(Raw records)
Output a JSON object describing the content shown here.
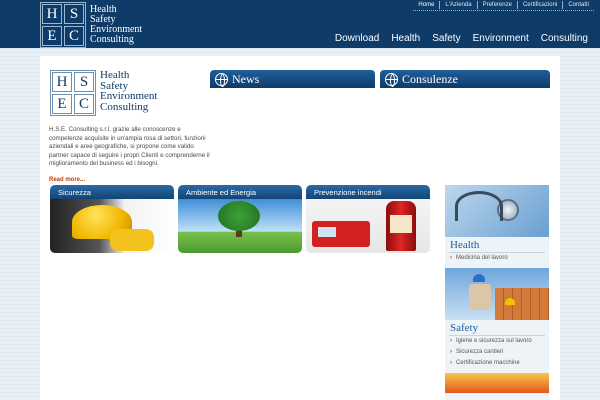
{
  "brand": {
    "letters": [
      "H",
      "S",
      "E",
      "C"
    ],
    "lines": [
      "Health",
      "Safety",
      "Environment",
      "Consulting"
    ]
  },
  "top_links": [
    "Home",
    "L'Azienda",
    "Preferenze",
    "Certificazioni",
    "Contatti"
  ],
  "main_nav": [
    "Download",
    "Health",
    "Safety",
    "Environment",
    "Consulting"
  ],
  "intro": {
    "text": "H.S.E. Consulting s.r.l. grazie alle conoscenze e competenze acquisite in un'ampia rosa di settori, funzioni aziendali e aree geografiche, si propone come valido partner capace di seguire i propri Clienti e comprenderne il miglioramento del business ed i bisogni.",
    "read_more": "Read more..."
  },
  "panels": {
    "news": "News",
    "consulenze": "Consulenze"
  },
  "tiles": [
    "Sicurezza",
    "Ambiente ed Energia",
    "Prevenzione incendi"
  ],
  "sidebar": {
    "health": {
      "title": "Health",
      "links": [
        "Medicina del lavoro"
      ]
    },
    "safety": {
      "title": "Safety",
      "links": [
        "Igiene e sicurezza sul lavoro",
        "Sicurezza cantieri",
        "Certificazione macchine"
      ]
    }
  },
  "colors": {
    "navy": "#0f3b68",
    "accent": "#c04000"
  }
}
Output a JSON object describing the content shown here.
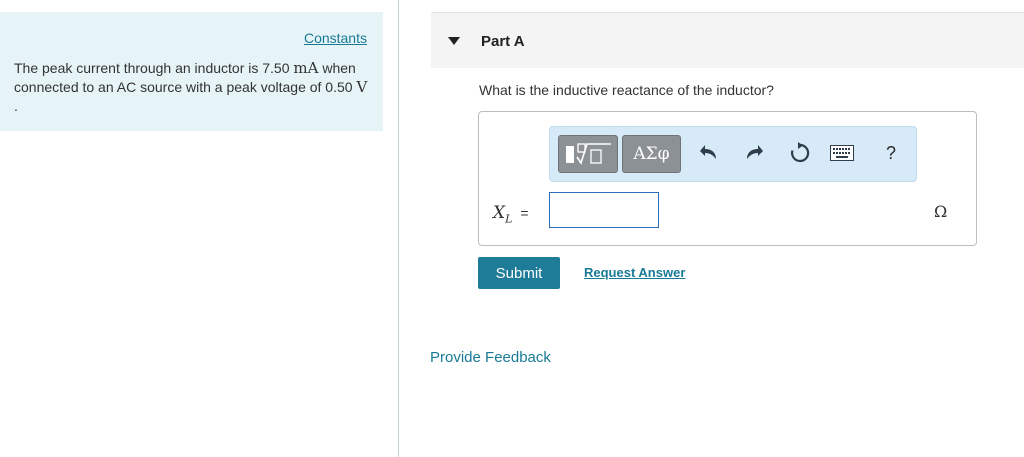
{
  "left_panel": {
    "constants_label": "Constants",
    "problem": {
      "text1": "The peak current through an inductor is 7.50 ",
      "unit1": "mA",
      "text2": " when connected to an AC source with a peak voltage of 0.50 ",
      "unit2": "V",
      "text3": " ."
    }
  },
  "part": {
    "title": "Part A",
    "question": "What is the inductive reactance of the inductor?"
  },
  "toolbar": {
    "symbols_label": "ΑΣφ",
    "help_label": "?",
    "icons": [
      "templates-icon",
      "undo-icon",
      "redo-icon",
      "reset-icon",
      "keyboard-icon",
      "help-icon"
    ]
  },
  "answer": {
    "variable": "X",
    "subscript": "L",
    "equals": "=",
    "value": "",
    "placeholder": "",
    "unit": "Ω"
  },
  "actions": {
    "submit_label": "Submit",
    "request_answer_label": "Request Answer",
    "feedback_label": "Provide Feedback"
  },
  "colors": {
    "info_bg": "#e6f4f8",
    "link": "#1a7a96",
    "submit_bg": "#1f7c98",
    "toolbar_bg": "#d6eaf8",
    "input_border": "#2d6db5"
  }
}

Task details: All the records need to be repeated exactly, with the images dropped.

Task solution:
Output a JSON object describing the content shown here.
{
  "brand": {
    "letters": [
      "H",
      "S",
      "E",
      "C"
    ],
    "lines": [
      "Health",
      "Safety",
      "Environment",
      "Consulting"
    ]
  },
  "top_links": [
    "Home",
    "L'Azienda",
    "Preferenze",
    "Certificazioni",
    "Contatti"
  ],
  "main_nav": [
    "Download",
    "Health",
    "Safety",
    "Environment",
    "Consulting"
  ],
  "intro": {
    "text": "H.S.E. Consulting s.r.l. grazie alle conoscenze e competenze acquisite in un'ampia rosa di settori, funzioni aziendali e aree geografiche, si propone come valido partner capace di seguire i propri Clienti e comprenderne il miglioramento del business ed i bisogni.",
    "read_more": "Read more..."
  },
  "panels": {
    "news": "News",
    "consulenze": "Consulenze"
  },
  "tiles": [
    "Sicurezza",
    "Ambiente ed Energia",
    "Prevenzione incendi"
  ],
  "sidebar": {
    "health": {
      "title": "Health",
      "links": [
        "Medicina del lavoro"
      ]
    },
    "safety": {
      "title": "Safety",
      "links": [
        "Igiene e sicurezza sul lavoro",
        "Sicurezza cantieri",
        "Certificazione macchine"
      ]
    }
  },
  "colors": {
    "navy": "#0f3b68",
    "accent": "#c04000"
  }
}
Output a JSON object describing the content shown here.
{
  "left_panel": {
    "constants_label": "Constants",
    "problem": {
      "text1": "The peak current through an inductor is 7.50 ",
      "unit1": "mA",
      "text2": " when connected to an AC source with a peak voltage of 0.50 ",
      "unit2": "V",
      "text3": " ."
    }
  },
  "part": {
    "title": "Part A",
    "question": "What is the inductive reactance of the inductor?"
  },
  "toolbar": {
    "symbols_label": "ΑΣφ",
    "help_label": "?",
    "icons": [
      "templates-icon",
      "undo-icon",
      "redo-icon",
      "reset-icon",
      "keyboard-icon",
      "help-icon"
    ]
  },
  "answer": {
    "variable": "X",
    "subscript": "L",
    "equals": "=",
    "value": "",
    "placeholder": "",
    "unit": "Ω"
  },
  "actions": {
    "submit_label": "Submit",
    "request_answer_label": "Request Answer",
    "feedback_label": "Provide Feedback"
  },
  "colors": {
    "info_bg": "#e6f4f8",
    "link": "#1a7a96",
    "submit_bg": "#1f7c98",
    "toolbar_bg": "#d6eaf8",
    "input_border": "#2d6db5"
  }
}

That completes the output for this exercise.